AIM OF THE TASK ::
Tally how many lines of these entries hold the string "regisztrált". Return the number alone.
---------- MATERIAL PROVIDED
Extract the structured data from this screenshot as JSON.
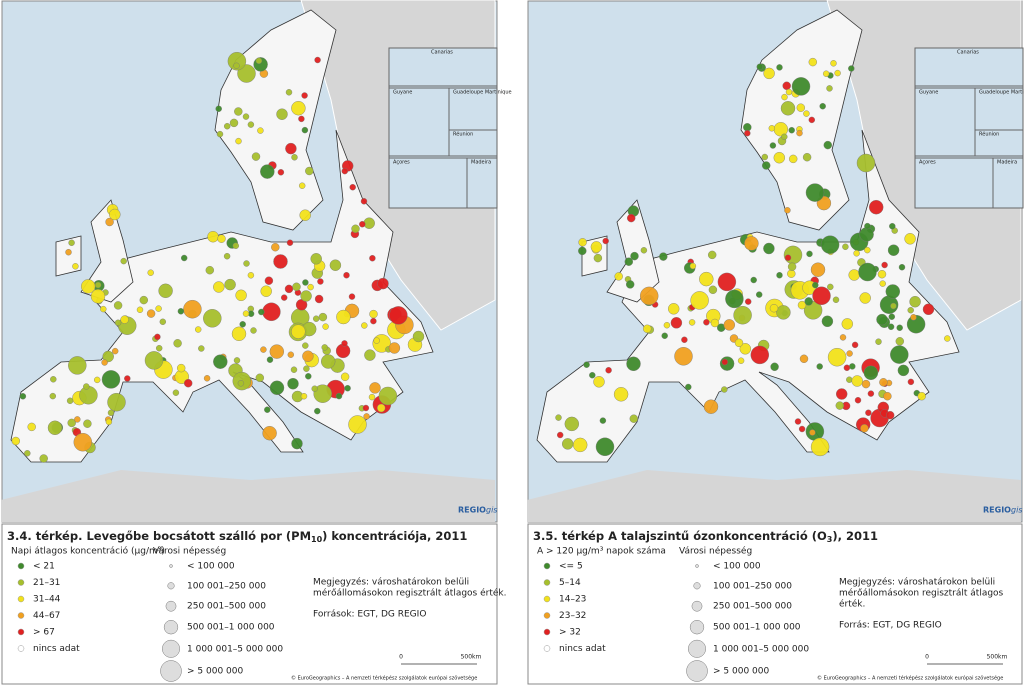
{
  "maps": [
    {
      "title_main": "3.4. térkép. Levegőbe bocsátott szálló por (PM",
      "title_sub": "10",
      "title_end": ") koncentrációja, 2011",
      "credit": "REGIO",
      "credit_gis": "gis",
      "insets": [
        "Canarias",
        "Guyane",
        "Guadeloupe Martinique",
        "Réunion",
        "Açores",
        "Madeira"
      ],
      "legend_title": "Napi átlagos koncentráció (µg/m³)",
      "classes": [
        {
          "label": "< 21",
          "color": "#3f8a2c"
        },
        {
          "label": "21–31",
          "color": "#a6bf2c"
        },
        {
          "label": "31–44",
          "color": "#f2e21a"
        },
        {
          "label": "44–67",
          "color": "#f0a020"
        },
        {
          "label": "> 67",
          "color": "#e02020"
        },
        {
          "label": "nincs adat",
          "color": "#ffffff"
        }
      ],
      "size_title": "Városi népesség",
      "sizes": [
        "< 100 000",
        "100 001–250 000",
        "250 001–500 000",
        "500 001–1 000 000",
        "1 000 001–5 000 000",
        "> 5 000 000"
      ],
      "note": [
        "Megjegyzés: városhatárokon belüli",
        "mérőállomásokon regisztrált átlagos érték."
      ],
      "sources": "Források: EGT, DG REGIO",
      "scale_labels": [
        "0",
        "500km"
      ],
      "copyright": "© EuroGeographics – A nemzeti térképész szolgálatok európai szövetsége"
    },
    {
      "title_main": "3.5. térkép A talajszintű ózonkoncentráció (O",
      "title_sub": "3",
      "title_end": "), 2011",
      "credit": "REGIO",
      "credit_gis": "gis",
      "insets": [
        "Canarias",
        "Guyane",
        "Guadeloupe Martinique",
        "Réunion",
        "Açores",
        "Madeira"
      ],
      "legend_title": "A > 120 µg/m³ napok száma",
      "classes": [
        {
          "label": "<= 5",
          "color": "#3f8a2c"
        },
        {
          "label": "5–14",
          "color": "#a6bf2c"
        },
        {
          "label": "14–23",
          "color": "#f2e21a"
        },
        {
          "label": "23–32",
          "color": "#f0a020"
        },
        {
          "label": "> 32",
          "color": "#e02020"
        },
        {
          "label": "nincs adat",
          "color": "#ffffff"
        }
      ],
      "size_title": "Városi népesség",
      "sizes": [
        "< 100 000",
        "100 001–250 000",
        "250 001–500 000",
        "500 001–1 000 000",
        "1 000 001–5 000 000",
        "> 5 000 000"
      ],
      "note": [
        "Megjegyzés: városhatárokon belüli",
        "mérőállomásokon regisztrált átlagos",
        "érték."
      ],
      "sources": "Forrás: EGT, DG REGIO",
      "scale_labels": [
        "0",
        "500km"
      ],
      "copyright": "© EuroGeographics – A nemzeti térképész szolgálatok európai szövetsége"
    }
  ]
}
--------------------
REPLY ::
2